>> BEGIN Material provided

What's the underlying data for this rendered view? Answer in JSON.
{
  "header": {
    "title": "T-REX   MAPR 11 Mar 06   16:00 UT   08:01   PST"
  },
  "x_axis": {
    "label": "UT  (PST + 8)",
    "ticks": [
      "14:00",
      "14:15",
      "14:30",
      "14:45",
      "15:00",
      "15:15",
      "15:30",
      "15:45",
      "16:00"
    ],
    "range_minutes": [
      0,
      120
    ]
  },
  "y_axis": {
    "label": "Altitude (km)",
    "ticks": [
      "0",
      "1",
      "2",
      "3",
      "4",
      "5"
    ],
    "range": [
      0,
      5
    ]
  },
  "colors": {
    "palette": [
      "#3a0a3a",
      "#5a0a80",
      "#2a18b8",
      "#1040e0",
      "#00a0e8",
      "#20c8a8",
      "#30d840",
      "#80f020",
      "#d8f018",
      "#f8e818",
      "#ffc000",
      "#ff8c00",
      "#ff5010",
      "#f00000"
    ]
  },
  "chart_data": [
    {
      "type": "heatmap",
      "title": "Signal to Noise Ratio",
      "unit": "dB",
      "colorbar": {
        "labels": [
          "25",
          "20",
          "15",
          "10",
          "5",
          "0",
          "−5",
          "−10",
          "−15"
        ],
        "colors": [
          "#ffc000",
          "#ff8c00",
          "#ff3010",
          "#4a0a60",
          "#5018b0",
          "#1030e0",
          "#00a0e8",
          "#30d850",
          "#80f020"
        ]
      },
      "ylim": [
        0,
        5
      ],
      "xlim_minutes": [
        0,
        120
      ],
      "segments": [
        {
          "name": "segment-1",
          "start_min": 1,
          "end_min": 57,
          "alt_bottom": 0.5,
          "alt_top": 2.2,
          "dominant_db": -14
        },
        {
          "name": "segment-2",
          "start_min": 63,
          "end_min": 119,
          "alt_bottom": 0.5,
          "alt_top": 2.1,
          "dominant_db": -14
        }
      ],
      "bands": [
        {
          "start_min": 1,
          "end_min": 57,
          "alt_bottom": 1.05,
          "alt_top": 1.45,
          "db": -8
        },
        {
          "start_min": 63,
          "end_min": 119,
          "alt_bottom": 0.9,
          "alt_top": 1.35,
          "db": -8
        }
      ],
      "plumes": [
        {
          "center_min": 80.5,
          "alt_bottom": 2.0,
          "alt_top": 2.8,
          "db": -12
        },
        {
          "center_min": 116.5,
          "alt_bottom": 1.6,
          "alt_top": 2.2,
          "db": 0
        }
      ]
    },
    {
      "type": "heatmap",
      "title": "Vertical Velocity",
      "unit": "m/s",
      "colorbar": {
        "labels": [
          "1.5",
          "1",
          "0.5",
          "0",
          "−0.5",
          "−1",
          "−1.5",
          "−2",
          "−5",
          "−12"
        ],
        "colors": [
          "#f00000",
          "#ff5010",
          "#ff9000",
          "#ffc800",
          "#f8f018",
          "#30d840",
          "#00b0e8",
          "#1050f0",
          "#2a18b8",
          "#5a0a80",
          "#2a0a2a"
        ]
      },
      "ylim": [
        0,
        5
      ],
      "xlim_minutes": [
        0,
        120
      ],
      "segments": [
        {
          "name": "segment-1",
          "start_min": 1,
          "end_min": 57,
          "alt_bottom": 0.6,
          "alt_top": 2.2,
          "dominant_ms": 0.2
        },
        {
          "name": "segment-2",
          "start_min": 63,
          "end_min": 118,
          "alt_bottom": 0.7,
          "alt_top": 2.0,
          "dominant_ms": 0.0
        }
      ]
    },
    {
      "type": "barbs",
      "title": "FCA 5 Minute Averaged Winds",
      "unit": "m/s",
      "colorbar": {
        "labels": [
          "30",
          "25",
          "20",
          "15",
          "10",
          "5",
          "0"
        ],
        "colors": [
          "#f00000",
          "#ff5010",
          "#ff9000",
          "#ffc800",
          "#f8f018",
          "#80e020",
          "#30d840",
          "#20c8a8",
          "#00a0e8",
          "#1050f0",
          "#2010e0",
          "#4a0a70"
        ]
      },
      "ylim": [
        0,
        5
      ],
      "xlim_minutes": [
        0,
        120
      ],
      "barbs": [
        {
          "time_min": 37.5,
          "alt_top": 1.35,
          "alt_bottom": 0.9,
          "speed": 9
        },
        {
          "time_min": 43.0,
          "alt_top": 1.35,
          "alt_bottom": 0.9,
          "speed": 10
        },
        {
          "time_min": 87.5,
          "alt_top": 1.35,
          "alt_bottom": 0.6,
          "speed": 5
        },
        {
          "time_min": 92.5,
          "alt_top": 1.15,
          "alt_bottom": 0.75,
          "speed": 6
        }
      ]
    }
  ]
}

>> END Material provided

= Stated goal =
Write out all the records above again, exactly as they stand.

= Full response =
What's the underlying data for this rendered view? Answer in JSON.
{
  "header": {
    "title": "T-REX   MAPR 11 Mar 06   16:00 UT   08:01   PST"
  },
  "x_axis": {
    "label": "UT  (PST + 8)",
    "ticks": [
      "14:00",
      "14:15",
      "14:30",
      "14:45",
      "15:00",
      "15:15",
      "15:30",
      "15:45",
      "16:00"
    ],
    "range_minutes": [
      0,
      120
    ]
  },
  "y_axis": {
    "label": "Altitude (km)",
    "ticks": [
      "0",
      "1",
      "2",
      "3",
      "4",
      "5"
    ],
    "range": [
      0,
      5
    ]
  },
  "colors": {
    "palette": [
      "#3a0a3a",
      "#5a0a80",
      "#2a18b8",
      "#1040e0",
      "#00a0e8",
      "#20c8a8",
      "#30d840",
      "#80f020",
      "#d8f018",
      "#f8e818",
      "#ffc000",
      "#ff8c00",
      "#ff5010",
      "#f00000"
    ]
  },
  "chart_data": [
    {
      "type": "heatmap",
      "title": "Signal to Noise Ratio",
      "unit": "dB",
      "colorbar": {
        "labels": [
          "25",
          "20",
          "15",
          "10",
          "5",
          "0",
          "−5",
          "−10",
          "−15"
        ],
        "colors": [
          "#ffc000",
          "#ff8c00",
          "#ff3010",
          "#4a0a60",
          "#5018b0",
          "#1030e0",
          "#00a0e8",
          "#30d850",
          "#80f020"
        ]
      },
      "ylim": [
        0,
        5
      ],
      "xlim_minutes": [
        0,
        120
      ],
      "segments": [
        {
          "name": "segment-1",
          "start_min": 1,
          "end_min": 57,
          "alt_bottom": 0.5,
          "alt_top": 2.2,
          "dominant_db": -14
        },
        {
          "name": "segment-2",
          "start_min": 63,
          "end_min": 119,
          "alt_bottom": 0.5,
          "alt_top": 2.1,
          "dominant_db": -14
        }
      ],
      "bands": [
        {
          "start_min": 1,
          "end_min": 57,
          "alt_bottom": 1.05,
          "alt_top": 1.45,
          "db": -8
        },
        {
          "start_min": 63,
          "end_min": 119,
          "alt_bottom": 0.9,
          "alt_top": 1.35,
          "db": -8
        }
      ],
      "plumes": [
        {
          "center_min": 80.5,
          "alt_bottom": 2.0,
          "alt_top": 2.8,
          "db": -12
        },
        {
          "center_min": 116.5,
          "alt_bottom": 1.6,
          "alt_top": 2.2,
          "db": 0
        }
      ]
    },
    {
      "type": "heatmap",
      "title": "Vertical Velocity",
      "unit": "m/s",
      "colorbar": {
        "labels": [
          "1.5",
          "1",
          "0.5",
          "0",
          "−0.5",
          "−1",
          "−1.5",
          "−2",
          "−5",
          "−12"
        ],
        "colors": [
          "#f00000",
          "#ff5010",
          "#ff9000",
          "#ffc800",
          "#f8f018",
          "#30d840",
          "#00b0e8",
          "#1050f0",
          "#2a18b8",
          "#5a0a80",
          "#2a0a2a"
        ]
      },
      "ylim": [
        0,
        5
      ],
      "xlim_minutes": [
        0,
        120
      ],
      "segments": [
        {
          "name": "segment-1",
          "start_min": 1,
          "end_min": 57,
          "alt_bottom": 0.6,
          "alt_top": 2.2,
          "dominant_ms": 0.2
        },
        {
          "name": "segment-2",
          "start_min": 63,
          "end_min": 118,
          "alt_bottom": 0.7,
          "alt_top": 2.0,
          "dominant_ms": 0.0
        }
      ]
    },
    {
      "type": "barbs",
      "title": "FCA 5 Minute Averaged Winds",
      "unit": "m/s",
      "colorbar": {
        "labels": [
          "30",
          "25",
          "20",
          "15",
          "10",
          "5",
          "0"
        ],
        "colors": [
          "#f00000",
          "#ff5010",
          "#ff9000",
          "#ffc800",
          "#f8f018",
          "#80e020",
          "#30d840",
          "#20c8a8",
          "#00a0e8",
          "#1050f0",
          "#2010e0",
          "#4a0a70"
        ]
      },
      "ylim": [
        0,
        5
      ],
      "xlim_minutes": [
        0,
        120
      ],
      "barbs": [
        {
          "time_min": 37.5,
          "alt_top": 1.35,
          "alt_bottom": 0.9,
          "speed": 9
        },
        {
          "time_min": 43.0,
          "alt_top": 1.35,
          "alt_bottom": 0.9,
          "speed": 10
        },
        {
          "time_min": 87.5,
          "alt_top": 1.35,
          "alt_bottom": 0.6,
          "speed": 5
        },
        {
          "time_min": 92.5,
          "alt_top": 1.15,
          "alt_bottom": 0.75,
          "speed": 6
        }
      ]
    }
  ]
}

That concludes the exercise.